Given data -
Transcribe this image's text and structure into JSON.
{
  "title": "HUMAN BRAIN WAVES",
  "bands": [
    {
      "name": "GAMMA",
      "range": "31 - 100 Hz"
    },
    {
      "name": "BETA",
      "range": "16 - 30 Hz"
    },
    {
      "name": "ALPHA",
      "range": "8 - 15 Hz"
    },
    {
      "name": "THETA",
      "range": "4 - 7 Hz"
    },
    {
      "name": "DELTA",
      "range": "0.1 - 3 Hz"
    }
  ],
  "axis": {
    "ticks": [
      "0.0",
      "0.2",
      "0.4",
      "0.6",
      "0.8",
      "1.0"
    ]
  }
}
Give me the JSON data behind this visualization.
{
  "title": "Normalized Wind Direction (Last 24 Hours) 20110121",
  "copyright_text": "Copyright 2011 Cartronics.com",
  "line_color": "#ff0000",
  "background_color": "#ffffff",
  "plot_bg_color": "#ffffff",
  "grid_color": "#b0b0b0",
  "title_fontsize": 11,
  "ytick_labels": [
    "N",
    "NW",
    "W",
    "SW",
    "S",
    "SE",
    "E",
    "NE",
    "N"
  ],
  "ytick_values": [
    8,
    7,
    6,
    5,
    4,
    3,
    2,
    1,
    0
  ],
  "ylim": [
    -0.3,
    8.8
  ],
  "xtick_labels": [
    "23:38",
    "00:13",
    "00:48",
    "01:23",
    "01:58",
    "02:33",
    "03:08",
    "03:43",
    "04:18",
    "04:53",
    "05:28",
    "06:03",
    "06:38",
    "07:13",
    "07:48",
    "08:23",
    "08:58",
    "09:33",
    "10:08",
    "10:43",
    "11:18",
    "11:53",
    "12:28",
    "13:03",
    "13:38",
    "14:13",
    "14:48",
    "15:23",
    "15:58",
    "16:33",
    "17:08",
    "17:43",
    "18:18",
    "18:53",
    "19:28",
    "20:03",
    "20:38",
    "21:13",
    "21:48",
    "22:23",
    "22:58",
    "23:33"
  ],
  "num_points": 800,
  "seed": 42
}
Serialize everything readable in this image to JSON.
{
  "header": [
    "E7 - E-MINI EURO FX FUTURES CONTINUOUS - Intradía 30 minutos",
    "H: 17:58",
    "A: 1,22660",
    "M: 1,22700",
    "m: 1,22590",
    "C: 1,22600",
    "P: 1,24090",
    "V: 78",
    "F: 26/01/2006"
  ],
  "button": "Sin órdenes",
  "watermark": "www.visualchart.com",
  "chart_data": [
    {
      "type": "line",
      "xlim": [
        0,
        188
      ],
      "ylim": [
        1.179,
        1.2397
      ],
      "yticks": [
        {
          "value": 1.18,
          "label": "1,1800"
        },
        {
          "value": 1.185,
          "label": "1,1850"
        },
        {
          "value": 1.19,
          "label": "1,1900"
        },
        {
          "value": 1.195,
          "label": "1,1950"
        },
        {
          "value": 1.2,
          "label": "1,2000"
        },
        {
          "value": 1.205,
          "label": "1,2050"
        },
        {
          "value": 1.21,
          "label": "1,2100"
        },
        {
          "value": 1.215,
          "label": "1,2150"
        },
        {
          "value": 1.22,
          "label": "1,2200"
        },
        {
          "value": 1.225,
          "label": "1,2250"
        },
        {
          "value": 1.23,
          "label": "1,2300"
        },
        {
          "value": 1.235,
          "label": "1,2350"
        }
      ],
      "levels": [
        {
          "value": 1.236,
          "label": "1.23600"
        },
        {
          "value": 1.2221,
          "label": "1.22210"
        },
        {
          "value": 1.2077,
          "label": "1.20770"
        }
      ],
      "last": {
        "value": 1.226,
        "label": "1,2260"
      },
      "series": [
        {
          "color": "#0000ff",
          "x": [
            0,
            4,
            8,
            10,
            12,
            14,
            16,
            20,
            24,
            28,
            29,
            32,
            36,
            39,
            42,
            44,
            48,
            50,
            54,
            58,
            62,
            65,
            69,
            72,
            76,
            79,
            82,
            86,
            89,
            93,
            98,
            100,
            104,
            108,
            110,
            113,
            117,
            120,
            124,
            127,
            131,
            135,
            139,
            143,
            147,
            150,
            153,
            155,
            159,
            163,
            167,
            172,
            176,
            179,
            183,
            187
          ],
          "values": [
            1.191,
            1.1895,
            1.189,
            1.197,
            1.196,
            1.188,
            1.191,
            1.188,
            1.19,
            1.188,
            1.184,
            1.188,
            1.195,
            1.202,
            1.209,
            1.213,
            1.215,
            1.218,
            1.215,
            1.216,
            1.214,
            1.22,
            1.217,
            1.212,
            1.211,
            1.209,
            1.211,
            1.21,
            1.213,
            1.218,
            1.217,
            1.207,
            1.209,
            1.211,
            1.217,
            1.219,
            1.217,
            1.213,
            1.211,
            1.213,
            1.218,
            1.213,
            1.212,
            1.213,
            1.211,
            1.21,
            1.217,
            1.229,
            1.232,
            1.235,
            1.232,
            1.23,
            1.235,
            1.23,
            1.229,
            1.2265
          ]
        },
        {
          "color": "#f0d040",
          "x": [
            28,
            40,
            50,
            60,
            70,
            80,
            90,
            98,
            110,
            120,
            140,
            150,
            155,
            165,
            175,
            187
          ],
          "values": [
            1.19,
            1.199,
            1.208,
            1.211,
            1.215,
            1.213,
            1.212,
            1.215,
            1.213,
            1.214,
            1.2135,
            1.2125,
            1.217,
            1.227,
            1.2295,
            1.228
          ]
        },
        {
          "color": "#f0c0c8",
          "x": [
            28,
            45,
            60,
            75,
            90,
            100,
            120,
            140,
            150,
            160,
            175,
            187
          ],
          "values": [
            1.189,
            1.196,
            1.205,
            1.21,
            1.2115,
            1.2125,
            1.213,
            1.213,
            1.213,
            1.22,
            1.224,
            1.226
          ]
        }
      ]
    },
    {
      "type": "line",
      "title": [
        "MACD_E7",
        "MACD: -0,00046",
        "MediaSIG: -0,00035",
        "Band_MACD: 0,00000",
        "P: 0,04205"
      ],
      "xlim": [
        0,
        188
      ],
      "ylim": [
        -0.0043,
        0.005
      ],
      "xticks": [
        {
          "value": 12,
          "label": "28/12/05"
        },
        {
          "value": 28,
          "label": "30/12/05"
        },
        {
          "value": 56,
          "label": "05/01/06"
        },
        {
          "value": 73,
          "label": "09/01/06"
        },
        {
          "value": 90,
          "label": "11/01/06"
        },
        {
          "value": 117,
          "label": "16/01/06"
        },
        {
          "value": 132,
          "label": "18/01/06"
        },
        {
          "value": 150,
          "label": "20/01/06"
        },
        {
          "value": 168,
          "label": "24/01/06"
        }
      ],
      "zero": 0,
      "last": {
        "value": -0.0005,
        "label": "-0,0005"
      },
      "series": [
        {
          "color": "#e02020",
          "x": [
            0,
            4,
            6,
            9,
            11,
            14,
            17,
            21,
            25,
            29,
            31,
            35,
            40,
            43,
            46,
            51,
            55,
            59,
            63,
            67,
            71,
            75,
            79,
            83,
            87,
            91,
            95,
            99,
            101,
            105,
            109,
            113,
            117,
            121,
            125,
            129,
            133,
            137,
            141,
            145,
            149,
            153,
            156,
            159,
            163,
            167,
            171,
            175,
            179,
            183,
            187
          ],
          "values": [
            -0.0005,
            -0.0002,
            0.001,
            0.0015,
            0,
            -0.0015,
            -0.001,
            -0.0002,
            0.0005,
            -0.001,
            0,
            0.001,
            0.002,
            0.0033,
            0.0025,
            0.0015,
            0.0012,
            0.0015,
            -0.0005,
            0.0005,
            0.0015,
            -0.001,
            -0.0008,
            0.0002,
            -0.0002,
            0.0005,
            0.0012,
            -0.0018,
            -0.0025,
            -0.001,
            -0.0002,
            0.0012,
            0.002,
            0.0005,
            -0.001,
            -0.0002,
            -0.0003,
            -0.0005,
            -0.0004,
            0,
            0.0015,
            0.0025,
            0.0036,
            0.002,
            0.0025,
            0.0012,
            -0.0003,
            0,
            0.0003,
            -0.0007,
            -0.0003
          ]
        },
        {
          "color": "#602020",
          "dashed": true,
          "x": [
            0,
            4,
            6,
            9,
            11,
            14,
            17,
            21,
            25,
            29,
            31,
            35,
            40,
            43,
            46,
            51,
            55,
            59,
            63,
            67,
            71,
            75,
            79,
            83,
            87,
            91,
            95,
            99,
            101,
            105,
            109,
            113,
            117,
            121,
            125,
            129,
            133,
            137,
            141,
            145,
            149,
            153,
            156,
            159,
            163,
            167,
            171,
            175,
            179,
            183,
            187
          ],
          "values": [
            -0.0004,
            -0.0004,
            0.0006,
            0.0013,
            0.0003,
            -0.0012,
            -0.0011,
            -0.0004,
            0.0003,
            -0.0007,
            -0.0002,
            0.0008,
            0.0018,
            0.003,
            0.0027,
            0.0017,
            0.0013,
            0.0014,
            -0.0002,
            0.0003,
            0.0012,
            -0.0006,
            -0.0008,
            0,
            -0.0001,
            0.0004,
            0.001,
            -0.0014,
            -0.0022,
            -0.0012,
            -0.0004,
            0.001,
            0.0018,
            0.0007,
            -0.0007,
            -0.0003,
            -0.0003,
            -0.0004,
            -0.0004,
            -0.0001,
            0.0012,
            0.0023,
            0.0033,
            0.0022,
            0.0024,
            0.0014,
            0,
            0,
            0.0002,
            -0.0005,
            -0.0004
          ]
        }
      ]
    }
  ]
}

What is required -
Out of the records, collect only those lines that contain the string "JSON".

Response to the exercise -
Transcribe this image's text and structure into JSON.
Give me the JSON data behind this visualization.
Serialize everything readable in this image to JSON.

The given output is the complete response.